::: DATA TO PROCESS
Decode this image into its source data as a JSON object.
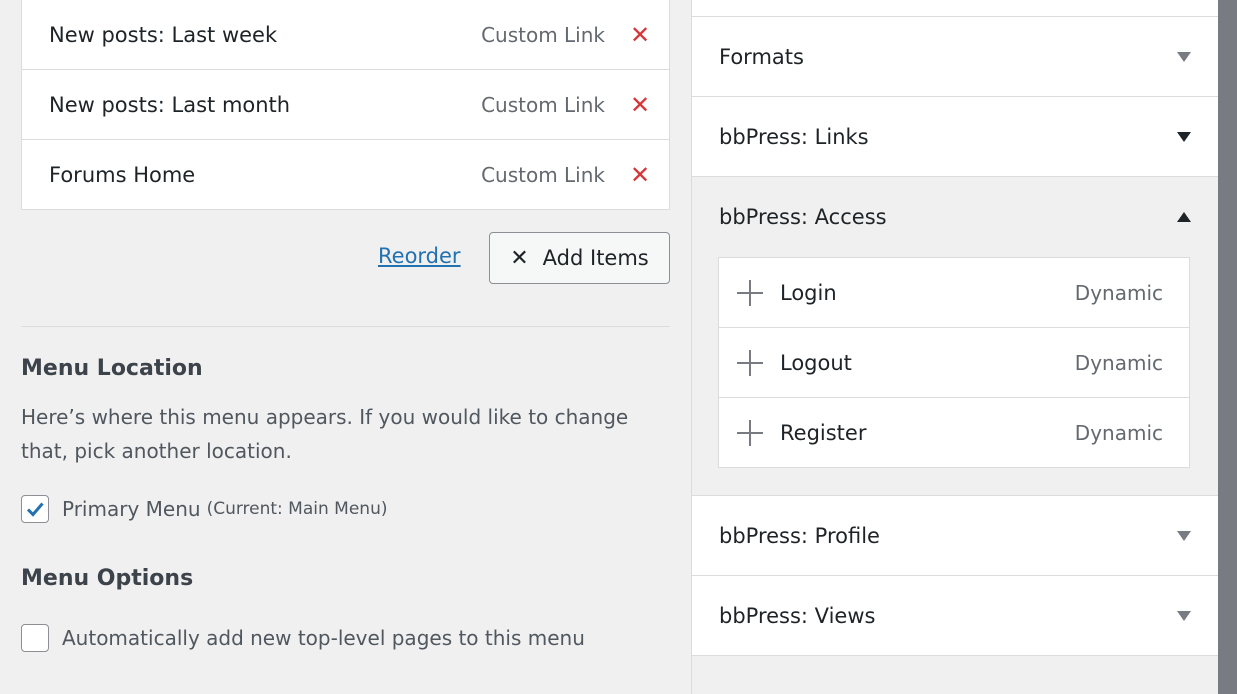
{
  "menu_items": [
    {
      "title": "New posts: Last week",
      "type": "Custom Link"
    },
    {
      "title": "New posts: Last month",
      "type": "Custom Link"
    },
    {
      "title": "Forums Home",
      "type": "Custom Link"
    }
  ],
  "remove_glyph": "✕",
  "actions": {
    "reorder_label": "Reorder",
    "add_items_label": "Add Items",
    "add_items_glyph": "✕"
  },
  "menu_location": {
    "title": "Menu Location",
    "description": "Here’s where this menu appears. If you would like to change that, pick another location.",
    "primary_label": "Primary Menu",
    "primary_current": "(Current: Main Menu)",
    "primary_checked": true
  },
  "menu_options": {
    "title": "Menu Options",
    "auto_add_label": "Automatically add new top-level pages to this menu",
    "auto_add_checked": false
  },
  "accordion": {
    "formats": "Formats",
    "bbpress_links": "bbPress: Links",
    "bbpress_access": "bbPress: Access",
    "access_items": [
      {
        "name": "Login",
        "kind": "Dynamic"
      },
      {
        "name": "Logout",
        "kind": "Dynamic"
      },
      {
        "name": "Register",
        "kind": "Dynamic"
      }
    ],
    "bbpress_profile": "bbPress: Profile",
    "bbpress_views": "bbPress: Views"
  },
  "colors": {
    "link": "#2271b1",
    "remove": "#d63638",
    "check": "#2271b1"
  }
}
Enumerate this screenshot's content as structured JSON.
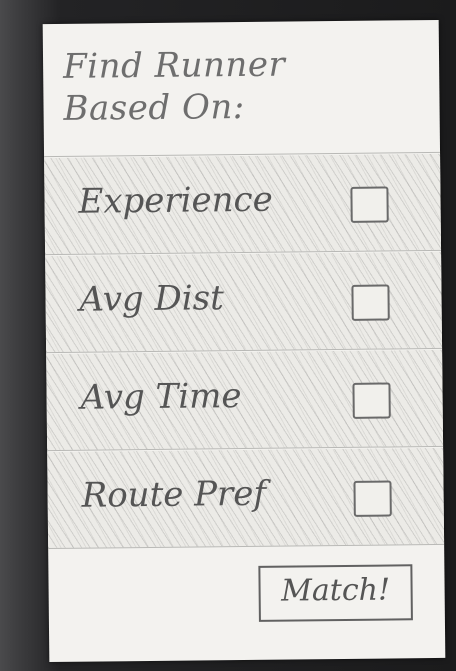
{
  "header": {
    "title_line1": "Find Runner",
    "title_line2": "Based On:"
  },
  "criteria": [
    {
      "label": "Experience",
      "checked": false
    },
    {
      "label": "Avg Dist",
      "checked": false
    },
    {
      "label": "Avg Time",
      "checked": false
    },
    {
      "label": "Route Pref",
      "checked": false
    }
  ],
  "actions": {
    "match_label": "Match!"
  }
}
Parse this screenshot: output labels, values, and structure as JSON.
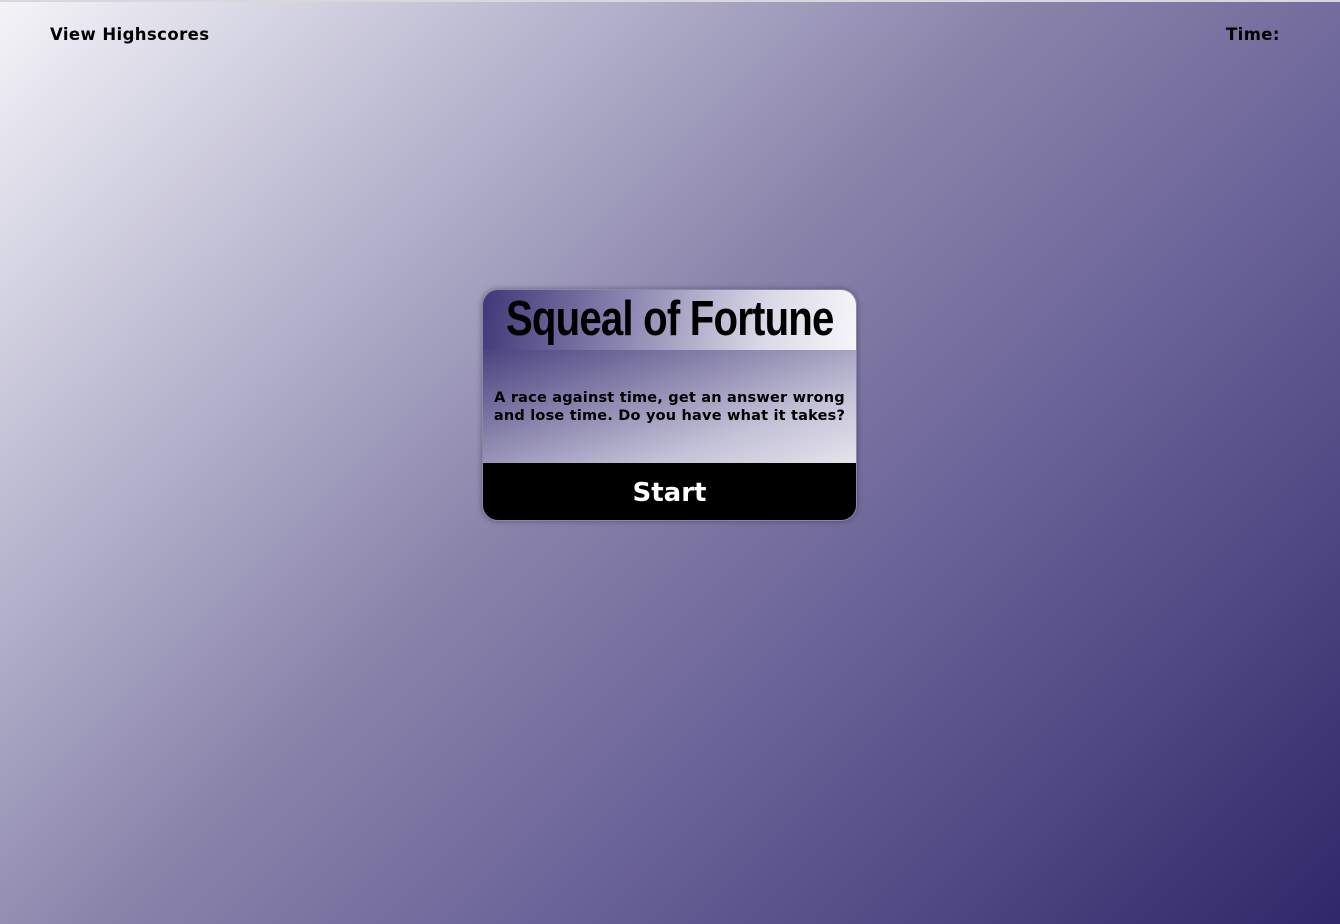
{
  "header": {
    "highscores_label": "View Highscores",
    "time_label": "Time:"
  },
  "card": {
    "title": "Squeal of Fortune",
    "description": "A race against time, get an answer wrong and lose time. Do you have what it takes?",
    "start_label": "Start"
  }
}
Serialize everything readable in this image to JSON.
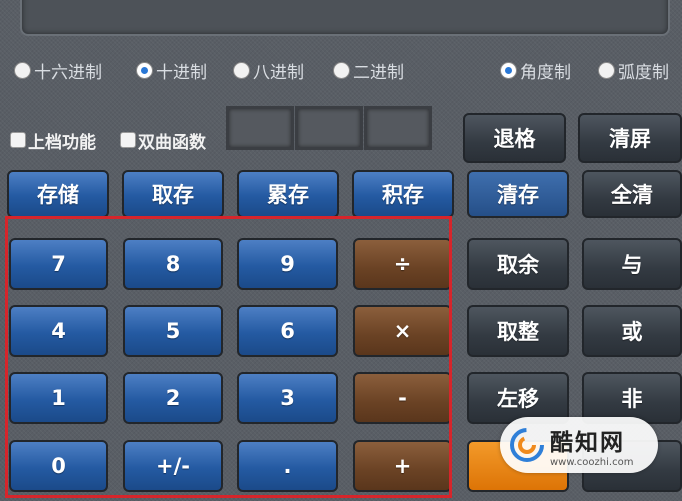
{
  "display": {
    "value": ""
  },
  "base_modes": [
    {
      "label": "十六进制",
      "selected": false
    },
    {
      "label": "十进制",
      "selected": true
    },
    {
      "label": "八进制",
      "selected": false
    },
    {
      "label": "二进制",
      "selected": false
    }
  ],
  "angle_modes": [
    {
      "label": "角度制",
      "selected": true
    },
    {
      "label": "弧度制",
      "selected": false
    }
  ],
  "options": {
    "shift_label": "上档功能",
    "hyperbolic_label": "双曲函数"
  },
  "controls": {
    "backspace": "退格",
    "clear_screen": "清屏"
  },
  "memory": {
    "store": "存储",
    "recall": "取存",
    "add": "累存",
    "multiply": "积存",
    "clear": "清存",
    "all_clear": "全清"
  },
  "keys": {
    "seven": "7",
    "eight": "8",
    "nine": "9",
    "divide": "÷",
    "four": "4",
    "five": "5",
    "six": "6",
    "times": "×",
    "one": "1",
    "two": "2",
    "three": "3",
    "minus": "-",
    "zero": "0",
    "sign": "+/-",
    "dot": ".",
    "plus": "+"
  },
  "logic": {
    "mod": "取余",
    "and": "与",
    "int": "取整",
    "or": "或",
    "shift_left": "左移",
    "not": "非"
  },
  "watermark": {
    "name": "酷知网",
    "url": "www.coozhi.com"
  },
  "colors": {
    "blue_key": "#245aa2",
    "dark_key": "#333a42",
    "operator_key": "#6a4224",
    "highlight": "#d6252b",
    "accent_orange": "#dd7406"
  }
}
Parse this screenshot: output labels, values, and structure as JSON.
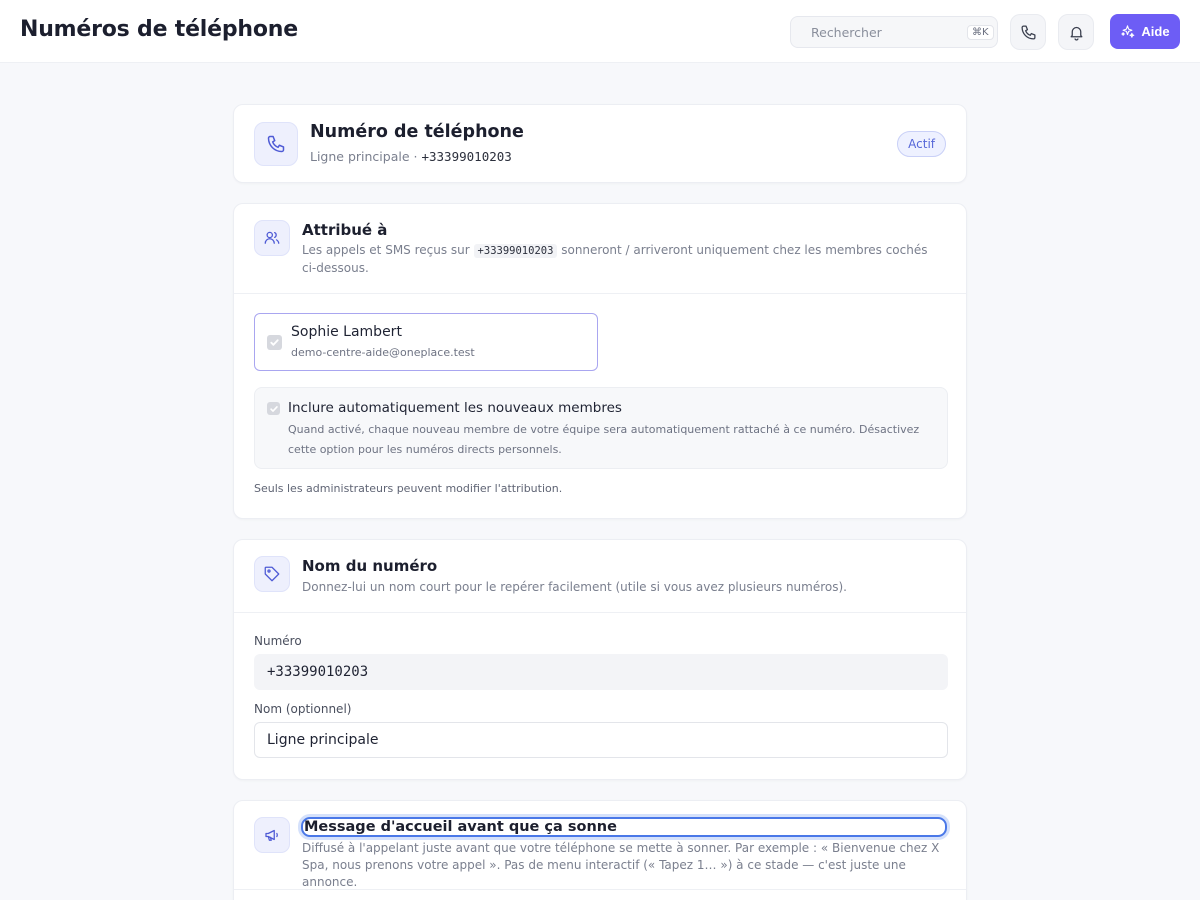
{
  "header": {
    "title": "Numéros de téléphone",
    "search_placeholder": "Rechercher",
    "search_shortcut": "⌘K",
    "help_label": "Aide"
  },
  "summary": {
    "title": "Numéro de téléphone",
    "line_name": "Ligne principale",
    "separator": "·",
    "number": "+33399010203",
    "status": "Actif"
  },
  "assigned": {
    "title": "Attribué à",
    "desc_before": "Les appels et SMS reçus sur",
    "desc_number": "+33399010203",
    "desc_after": "sonneront / arriveront uniquement chez les membres cochés ci-dessous.",
    "member": {
      "name": "Sophie Lambert",
      "email": "demo-centre-aide@oneplace.test"
    },
    "auto_include": {
      "title": "Inclure automatiquement les nouveaux membres",
      "desc": "Quand activé, chaque nouveau membre de votre équipe sera automatiquement rattaché à ce numéro. Désactivez cette option pour les numéros directs personnels."
    },
    "admin_note": "Seuls les administrateurs peuvent modifier l'attribution."
  },
  "naming": {
    "title": "Nom du numéro",
    "desc": "Donnez-lui un nom court pour le repérer facilement (utile si vous avez plusieurs numéros).",
    "number_label": "Numéro",
    "number_value": "+33399010203",
    "name_label": "Nom (optionnel)",
    "name_value": "Ligne principale"
  },
  "greeting": {
    "title": "Message d'accueil avant que ça sonne",
    "desc": "Diffusé à l'appelant juste avant que votre téléphone se mette à sonner. Par exemple : « Bienvenue chez X Spa, nous prenons votre appel ». Pas de menu interactif (« Tapez 1… ») à ce stade — c'est juste une annonce."
  },
  "colors": {
    "accent": "#6d5df5",
    "badge_text": "#5667d8",
    "focus_ring": "#4a78e8"
  }
}
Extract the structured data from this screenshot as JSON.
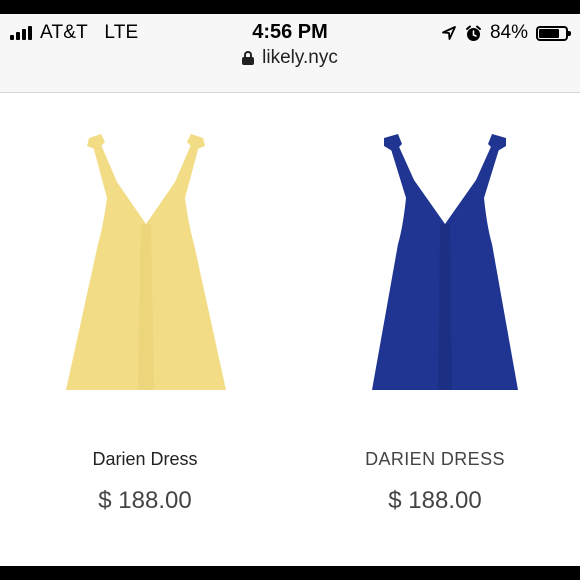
{
  "status_bar": {
    "carrier": "AT&T",
    "network": "LTE",
    "time": "4:56 PM",
    "battery_percent": "84%",
    "battery_level": 0.84,
    "icons": [
      "signal-icon",
      "location-arrow-icon",
      "alarm-clock-icon",
      "battery-icon"
    ]
  },
  "browser": {
    "url": "likely.nyc"
  },
  "products": [
    {
      "name": "Darien Dress",
      "price": "$ 188.00",
      "color": "#f2dd86",
      "shade": "#e6cd6e"
    },
    {
      "name": "DARIEN DRESS",
      "price": "$ 188.00",
      "color": "#1f3591",
      "shade": "#172a78"
    }
  ]
}
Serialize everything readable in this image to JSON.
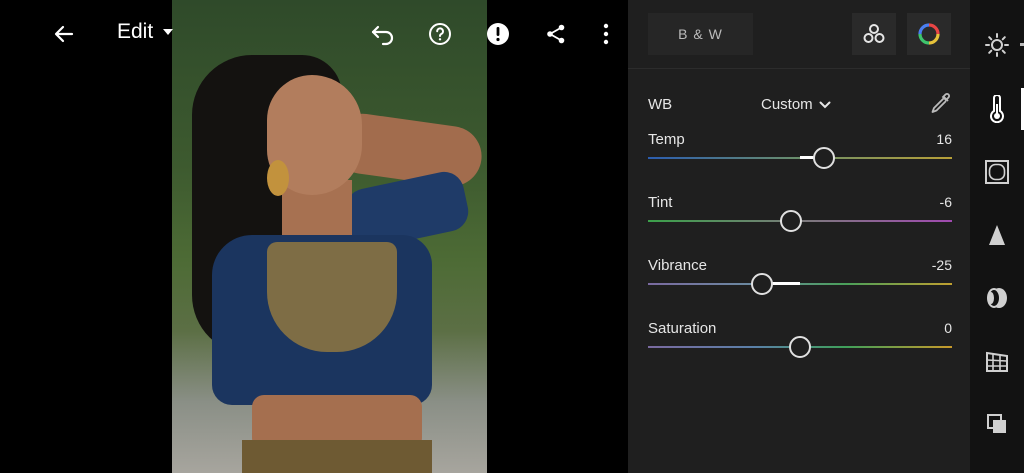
{
  "topbar": {
    "edit_label": "Edit",
    "icons": [
      "back-arrow-icon",
      "caret-down-icon",
      "undo-icon",
      "help-icon",
      "alert-icon",
      "share-icon",
      "more-vert-icon"
    ]
  },
  "panel": {
    "bw_label": "B & W",
    "wb": {
      "label": "WB",
      "value": "Custom"
    },
    "sliders": [
      {
        "label": "Temp",
        "value": "16",
        "level": 16
      },
      {
        "label": "Tint",
        "value": "-6",
        "level": -6
      },
      {
        "label": "Vibrance",
        "value": "-25",
        "level": -25
      },
      {
        "label": "Saturation",
        "value": "0",
        "level": 0
      }
    ],
    "slider_range": [
      -100,
      100
    ]
  },
  "tool_rail": [
    "light-icon",
    "color-icon",
    "effects-icon",
    "detail-icon",
    "optics-icon",
    "geometry-icon",
    "versions-icon"
  ],
  "colors": {
    "panel_bg": "#1f1f1f",
    "rail_bg": "#121212",
    "accent": "#ffffff"
  }
}
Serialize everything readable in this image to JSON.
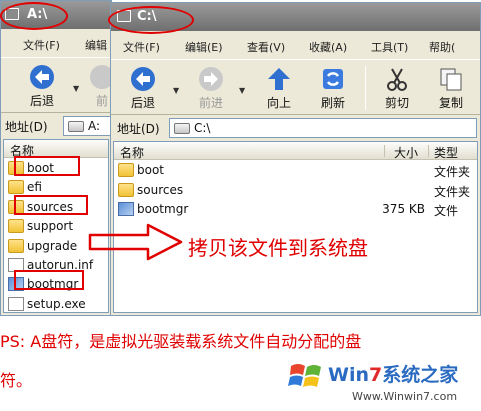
{
  "window_a": {
    "title": "A:\\",
    "menu": {
      "file": "文件(F)",
      "edit": "编辑"
    },
    "toolbar": {
      "back": "后退",
      "forward": "前"
    },
    "address": {
      "label": "地址(D)",
      "value": "A:"
    },
    "columns": {
      "name": "名称"
    },
    "files": [
      {
        "name": "boot",
        "kind": "folder"
      },
      {
        "name": "efi",
        "kind": "folder"
      },
      {
        "name": "sources",
        "kind": "folder"
      },
      {
        "name": "support",
        "kind": "folder"
      },
      {
        "name": "upgrade",
        "kind": "folder"
      },
      {
        "name": "autorun.inf",
        "kind": "file"
      },
      {
        "name": "bootmgr",
        "kind": "system"
      },
      {
        "name": "setup.exe",
        "kind": "exe"
      }
    ]
  },
  "window_c": {
    "title": "C:\\",
    "menu": {
      "file": "文件(F)",
      "edit": "编辑(E)",
      "view": "查看(V)",
      "favorites": "收藏(A)",
      "tools": "工具(T)",
      "help": "帮助("
    },
    "toolbar": {
      "back": "后退",
      "forward": "前进",
      "up": "向上",
      "refresh": "刷新",
      "cut": "剪切",
      "copy": "复制"
    },
    "address": {
      "label": "地址(D)",
      "value": "C:\\"
    },
    "columns": {
      "name": "名称",
      "size": "大小",
      "type": "类型"
    },
    "files": [
      {
        "name": "boot",
        "size": "",
        "type": "文件夹",
        "kind": "folder"
      },
      {
        "name": "sources",
        "size": "",
        "type": "文件夹",
        "kind": "folder"
      },
      {
        "name": "bootmgr",
        "size": "375 KB",
        "type": "文件",
        "kind": "system"
      }
    ]
  },
  "annotations": {
    "main": "拷贝该文件到系统盘",
    "ps_line1": "PS: A盘符，是虚拟光驱装载系统文件自动分配的盘",
    "ps_line2": "符。"
  },
  "logo": {
    "brand_prefix": "Win",
    "brand_number": "7",
    "brand_suffix": "系统之家",
    "site": "Www.Winwin7.com"
  },
  "colors": {
    "highlight": "#e00000",
    "title_bar": "#7f7f7f",
    "window_bg": "#ece9d8",
    "brand_blue": "#2a6bc1"
  }
}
::::::
-- WHAT YOU WILL DO --
Only lines with the string "description" belong in your answer; copy each one.

-- WRITTEN ANSWER --
    "description": "Here’s where this menu appears. If you would like to change that, pick another location.",
    "description": "A race against time, get an answer wrong and lose time. Do you have what it takes?",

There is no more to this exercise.